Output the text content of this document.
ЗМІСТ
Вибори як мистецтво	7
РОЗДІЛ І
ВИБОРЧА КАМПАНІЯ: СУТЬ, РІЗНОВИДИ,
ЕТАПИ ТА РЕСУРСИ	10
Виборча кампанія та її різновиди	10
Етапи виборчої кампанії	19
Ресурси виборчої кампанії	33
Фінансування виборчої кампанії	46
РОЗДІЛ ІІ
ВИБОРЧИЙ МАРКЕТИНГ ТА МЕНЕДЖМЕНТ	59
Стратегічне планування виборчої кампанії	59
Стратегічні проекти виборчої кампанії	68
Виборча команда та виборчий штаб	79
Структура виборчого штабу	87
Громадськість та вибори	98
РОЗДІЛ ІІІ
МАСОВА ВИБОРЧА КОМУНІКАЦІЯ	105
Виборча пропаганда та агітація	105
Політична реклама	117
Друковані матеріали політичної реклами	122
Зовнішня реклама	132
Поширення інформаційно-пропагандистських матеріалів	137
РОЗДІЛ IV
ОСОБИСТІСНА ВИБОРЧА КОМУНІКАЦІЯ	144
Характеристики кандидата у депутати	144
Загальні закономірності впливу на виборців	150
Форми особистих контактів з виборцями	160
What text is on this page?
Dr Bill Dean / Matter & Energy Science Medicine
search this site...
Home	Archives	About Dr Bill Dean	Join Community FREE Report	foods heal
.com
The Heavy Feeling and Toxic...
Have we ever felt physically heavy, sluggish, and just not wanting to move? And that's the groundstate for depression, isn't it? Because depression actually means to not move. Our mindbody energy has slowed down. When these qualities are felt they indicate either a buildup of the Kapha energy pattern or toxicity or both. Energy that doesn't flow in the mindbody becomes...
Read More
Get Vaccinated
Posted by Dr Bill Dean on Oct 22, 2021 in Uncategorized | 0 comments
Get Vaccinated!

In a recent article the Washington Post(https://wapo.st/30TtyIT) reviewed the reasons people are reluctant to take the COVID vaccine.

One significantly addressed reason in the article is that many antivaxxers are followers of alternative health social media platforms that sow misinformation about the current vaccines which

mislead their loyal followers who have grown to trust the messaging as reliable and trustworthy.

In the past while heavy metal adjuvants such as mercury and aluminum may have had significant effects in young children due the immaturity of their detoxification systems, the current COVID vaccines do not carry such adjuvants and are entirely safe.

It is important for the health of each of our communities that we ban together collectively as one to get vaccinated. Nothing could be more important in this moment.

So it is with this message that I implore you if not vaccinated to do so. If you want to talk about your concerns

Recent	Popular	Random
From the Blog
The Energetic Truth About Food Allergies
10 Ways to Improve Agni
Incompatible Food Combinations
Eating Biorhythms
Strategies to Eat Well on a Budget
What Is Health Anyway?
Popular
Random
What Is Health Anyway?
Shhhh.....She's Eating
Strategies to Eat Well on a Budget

::::::::::

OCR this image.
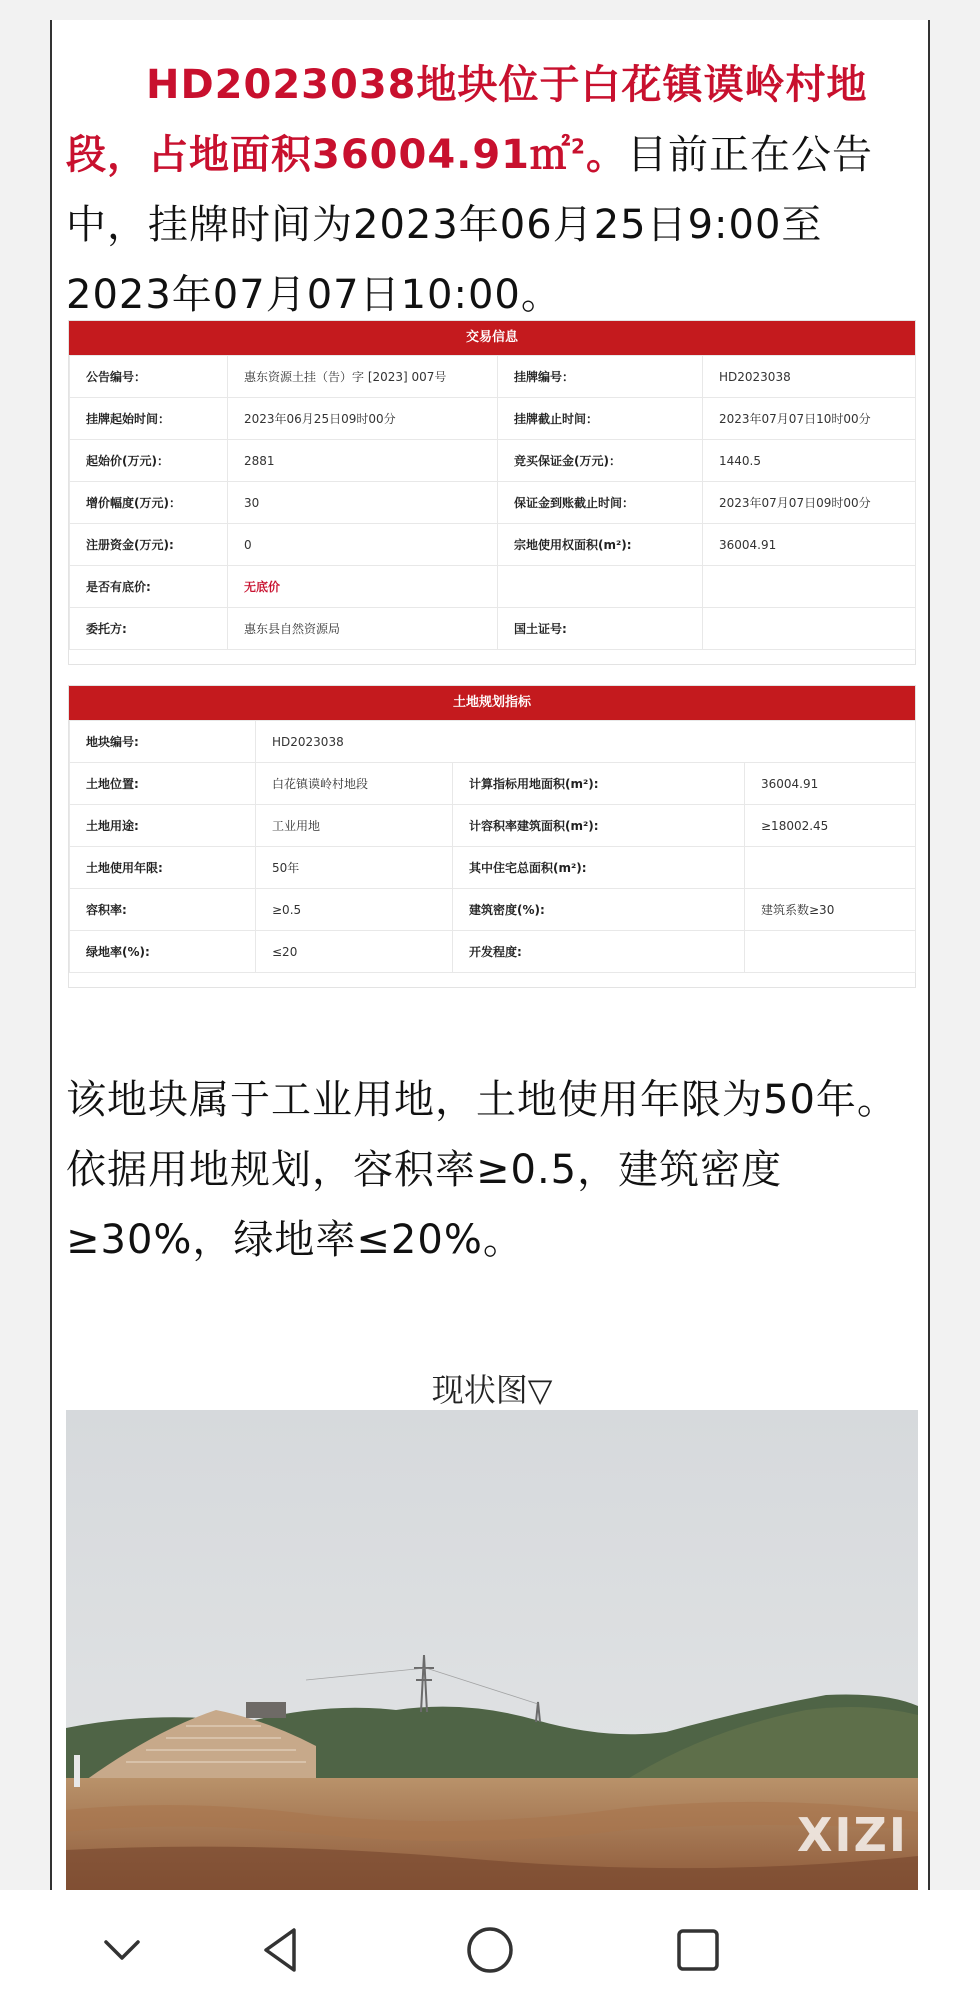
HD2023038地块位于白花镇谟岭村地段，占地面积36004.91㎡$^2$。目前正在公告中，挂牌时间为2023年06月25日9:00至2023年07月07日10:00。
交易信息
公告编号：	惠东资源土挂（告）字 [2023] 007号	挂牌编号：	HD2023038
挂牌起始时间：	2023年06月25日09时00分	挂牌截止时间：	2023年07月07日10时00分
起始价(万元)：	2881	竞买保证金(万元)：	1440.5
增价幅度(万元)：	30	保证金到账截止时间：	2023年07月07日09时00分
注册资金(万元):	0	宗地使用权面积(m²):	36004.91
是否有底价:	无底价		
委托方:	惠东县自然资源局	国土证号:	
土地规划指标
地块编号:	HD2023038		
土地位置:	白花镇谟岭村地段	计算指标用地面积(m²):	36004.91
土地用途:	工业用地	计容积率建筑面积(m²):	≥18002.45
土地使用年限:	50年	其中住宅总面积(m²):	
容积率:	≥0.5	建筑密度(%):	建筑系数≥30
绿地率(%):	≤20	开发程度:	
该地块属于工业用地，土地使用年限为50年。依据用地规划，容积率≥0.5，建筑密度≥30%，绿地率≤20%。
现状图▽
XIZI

::::::::::

**Stated problem:** Find the lines of the material that hold the word "text" and report their count alone.

**Answer for the task:** 2